→ **Aim of the exercise**
Repeat every record below exactly as it appears.

→ **Material provided**

..............................

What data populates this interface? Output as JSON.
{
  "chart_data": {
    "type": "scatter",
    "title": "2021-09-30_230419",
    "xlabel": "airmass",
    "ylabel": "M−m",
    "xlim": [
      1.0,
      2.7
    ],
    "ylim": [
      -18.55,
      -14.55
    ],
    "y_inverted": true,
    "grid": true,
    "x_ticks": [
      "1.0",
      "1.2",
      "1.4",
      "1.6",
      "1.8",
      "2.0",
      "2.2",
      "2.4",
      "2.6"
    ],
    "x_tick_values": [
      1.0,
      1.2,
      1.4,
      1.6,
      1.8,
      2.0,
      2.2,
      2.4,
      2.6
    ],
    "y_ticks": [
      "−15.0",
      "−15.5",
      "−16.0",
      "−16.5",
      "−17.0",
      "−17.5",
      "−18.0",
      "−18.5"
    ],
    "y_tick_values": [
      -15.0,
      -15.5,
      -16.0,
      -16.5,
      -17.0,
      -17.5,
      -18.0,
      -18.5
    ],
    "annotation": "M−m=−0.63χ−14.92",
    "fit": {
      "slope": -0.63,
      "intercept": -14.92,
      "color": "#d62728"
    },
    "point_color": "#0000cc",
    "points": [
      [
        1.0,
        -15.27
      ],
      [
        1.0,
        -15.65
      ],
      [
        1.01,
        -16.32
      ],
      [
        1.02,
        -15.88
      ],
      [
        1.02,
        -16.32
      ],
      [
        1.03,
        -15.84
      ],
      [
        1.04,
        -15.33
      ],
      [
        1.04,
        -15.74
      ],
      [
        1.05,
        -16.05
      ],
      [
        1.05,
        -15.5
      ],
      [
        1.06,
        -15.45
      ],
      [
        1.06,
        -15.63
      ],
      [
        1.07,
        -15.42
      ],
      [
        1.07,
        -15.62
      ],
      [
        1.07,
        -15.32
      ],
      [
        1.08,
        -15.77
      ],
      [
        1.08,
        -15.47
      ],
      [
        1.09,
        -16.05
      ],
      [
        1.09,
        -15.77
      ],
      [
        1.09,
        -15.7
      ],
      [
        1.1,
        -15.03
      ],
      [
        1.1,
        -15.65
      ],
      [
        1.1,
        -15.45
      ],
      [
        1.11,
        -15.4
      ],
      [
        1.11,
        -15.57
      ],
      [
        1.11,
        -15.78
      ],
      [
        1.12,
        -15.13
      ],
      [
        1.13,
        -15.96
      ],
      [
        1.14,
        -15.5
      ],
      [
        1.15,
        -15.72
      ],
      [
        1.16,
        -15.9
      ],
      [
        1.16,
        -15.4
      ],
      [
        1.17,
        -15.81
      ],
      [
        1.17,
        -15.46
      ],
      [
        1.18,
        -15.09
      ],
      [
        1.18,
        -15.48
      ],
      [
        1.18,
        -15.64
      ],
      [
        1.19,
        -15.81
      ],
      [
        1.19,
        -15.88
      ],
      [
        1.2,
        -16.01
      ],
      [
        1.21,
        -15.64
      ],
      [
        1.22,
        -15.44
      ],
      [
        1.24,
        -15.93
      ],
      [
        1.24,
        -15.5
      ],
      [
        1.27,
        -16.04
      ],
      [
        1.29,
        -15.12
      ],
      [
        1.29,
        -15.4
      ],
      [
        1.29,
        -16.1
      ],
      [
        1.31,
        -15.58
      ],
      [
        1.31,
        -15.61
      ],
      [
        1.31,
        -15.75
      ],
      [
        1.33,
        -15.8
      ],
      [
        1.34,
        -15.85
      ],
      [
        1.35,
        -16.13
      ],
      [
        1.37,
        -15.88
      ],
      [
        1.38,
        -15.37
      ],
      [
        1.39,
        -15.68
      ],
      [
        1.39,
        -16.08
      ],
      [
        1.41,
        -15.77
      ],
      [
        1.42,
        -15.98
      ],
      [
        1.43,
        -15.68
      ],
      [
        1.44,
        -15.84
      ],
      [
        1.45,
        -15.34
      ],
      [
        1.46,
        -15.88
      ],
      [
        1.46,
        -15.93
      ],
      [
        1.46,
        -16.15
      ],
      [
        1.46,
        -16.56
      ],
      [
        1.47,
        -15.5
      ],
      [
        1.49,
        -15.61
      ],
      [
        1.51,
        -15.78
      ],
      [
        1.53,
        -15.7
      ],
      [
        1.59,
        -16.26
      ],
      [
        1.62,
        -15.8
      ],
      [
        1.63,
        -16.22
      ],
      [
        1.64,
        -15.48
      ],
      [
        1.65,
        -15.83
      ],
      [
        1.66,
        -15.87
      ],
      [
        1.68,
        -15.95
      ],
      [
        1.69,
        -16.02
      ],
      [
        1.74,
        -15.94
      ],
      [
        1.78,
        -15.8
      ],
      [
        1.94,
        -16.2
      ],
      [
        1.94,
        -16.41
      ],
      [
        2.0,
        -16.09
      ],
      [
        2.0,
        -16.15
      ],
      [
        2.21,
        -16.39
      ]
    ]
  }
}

..............................

→ **Final result**
What data populates this interface? Output as JSON.
{
  "chart_data": {
    "type": "scatter",
    "title": "2021-09-30_230419",
    "xlabel": "airmass",
    "ylabel": "M−m",
    "xlim": [
      1.0,
      2.7
    ],
    "ylim": [
      -18.55,
      -14.55
    ],
    "y_inverted": true,
    "grid": true,
    "x_ticks": [
      "1.0",
      "1.2",
      "1.4",
      "1.6",
      "1.8",
      "2.0",
      "2.2",
      "2.4",
      "2.6"
    ],
    "x_tick_values": [
      1.0,
      1.2,
      1.4,
      1.6,
      1.8,
      2.0,
      2.2,
      2.4,
      2.6
    ],
    "y_ticks": [
      "−15.0",
      "−15.5",
      "−16.0",
      "−16.5",
      "−17.0",
      "−17.5",
      "−18.0",
      "−18.5"
    ],
    "y_tick_values": [
      -15.0,
      -15.5,
      -16.0,
      -16.5,
      -17.0,
      -17.5,
      -18.0,
      -18.5
    ],
    "annotation": "M−m=−0.63χ−14.92",
    "fit": {
      "slope": -0.63,
      "intercept": -14.92,
      "color": "#d62728"
    },
    "point_color": "#0000cc",
    "points": [
      [
        1.0,
        -15.27
      ],
      [
        1.0,
        -15.65
      ],
      [
        1.01,
        -16.32
      ],
      [
        1.02,
        -15.88
      ],
      [
        1.02,
        -16.32
      ],
      [
        1.03,
        -15.84
      ],
      [
        1.04,
        -15.33
      ],
      [
        1.04,
        -15.74
      ],
      [
        1.05,
        -16.05
      ],
      [
        1.05,
        -15.5
      ],
      [
        1.06,
        -15.45
      ],
      [
        1.06,
        -15.63
      ],
      [
        1.07,
        -15.42
      ],
      [
        1.07,
        -15.62
      ],
      [
        1.07,
        -15.32
      ],
      [
        1.08,
        -15.77
      ],
      [
        1.08,
        -15.47
      ],
      [
        1.09,
        -16.05
      ],
      [
        1.09,
        -15.77
      ],
      [
        1.09,
        -15.7
      ],
      [
        1.1,
        -15.03
      ],
      [
        1.1,
        -15.65
      ],
      [
        1.1,
        -15.45
      ],
      [
        1.11,
        -15.4
      ],
      [
        1.11,
        -15.57
      ],
      [
        1.11,
        -15.78
      ],
      [
        1.12,
        -15.13
      ],
      [
        1.13,
        -15.96
      ],
      [
        1.14,
        -15.5
      ],
      [
        1.15,
        -15.72
      ],
      [
        1.16,
        -15.9
      ],
      [
        1.16,
        -15.4
      ],
      [
        1.17,
        -15.81
      ],
      [
        1.17,
        -15.46
      ],
      [
        1.18,
        -15.09
      ],
      [
        1.18,
        -15.48
      ],
      [
        1.18,
        -15.64
      ],
      [
        1.19,
        -15.81
      ],
      [
        1.19,
        -15.88
      ],
      [
        1.2,
        -16.01
      ],
      [
        1.21,
        -15.64
      ],
      [
        1.22,
        -15.44
      ],
      [
        1.24,
        -15.93
      ],
      [
        1.24,
        -15.5
      ],
      [
        1.27,
        -16.04
      ],
      [
        1.29,
        -15.12
      ],
      [
        1.29,
        -15.4
      ],
      [
        1.29,
        -16.1
      ],
      [
        1.31,
        -15.58
      ],
      [
        1.31,
        -15.61
      ],
      [
        1.31,
        -15.75
      ],
      [
        1.33,
        -15.8
      ],
      [
        1.34,
        -15.85
      ],
      [
        1.35,
        -16.13
      ],
      [
        1.37,
        -15.88
      ],
      [
        1.38,
        -15.37
      ],
      [
        1.39,
        -15.68
      ],
      [
        1.39,
        -16.08
      ],
      [
        1.41,
        -15.77
      ],
      [
        1.42,
        -15.98
      ],
      [
        1.43,
        -15.68
      ],
      [
        1.44,
        -15.84
      ],
      [
        1.45,
        -15.34
      ],
      [
        1.46,
        -15.88
      ],
      [
        1.46,
        -15.93
      ],
      [
        1.46,
        -16.15
      ],
      [
        1.46,
        -16.56
      ],
      [
        1.47,
        -15.5
      ],
      [
        1.49,
        -15.61
      ],
      [
        1.51,
        -15.78
      ],
      [
        1.53,
        -15.7
      ],
      [
        1.59,
        -16.26
      ],
      [
        1.62,
        -15.8
      ],
      [
        1.63,
        -16.22
      ],
      [
        1.64,
        -15.48
      ],
      [
        1.65,
        -15.83
      ],
      [
        1.66,
        -15.87
      ],
      [
        1.68,
        -15.95
      ],
      [
        1.69,
        -16.02
      ],
      [
        1.74,
        -15.94
      ],
      [
        1.78,
        -15.8
      ],
      [
        1.94,
        -16.2
      ],
      [
        1.94,
        -16.41
      ],
      [
        2.0,
        -16.09
      ],
      [
        2.0,
        -16.15
      ],
      [
        2.21,
        -16.39
      ]
    ]
  }
}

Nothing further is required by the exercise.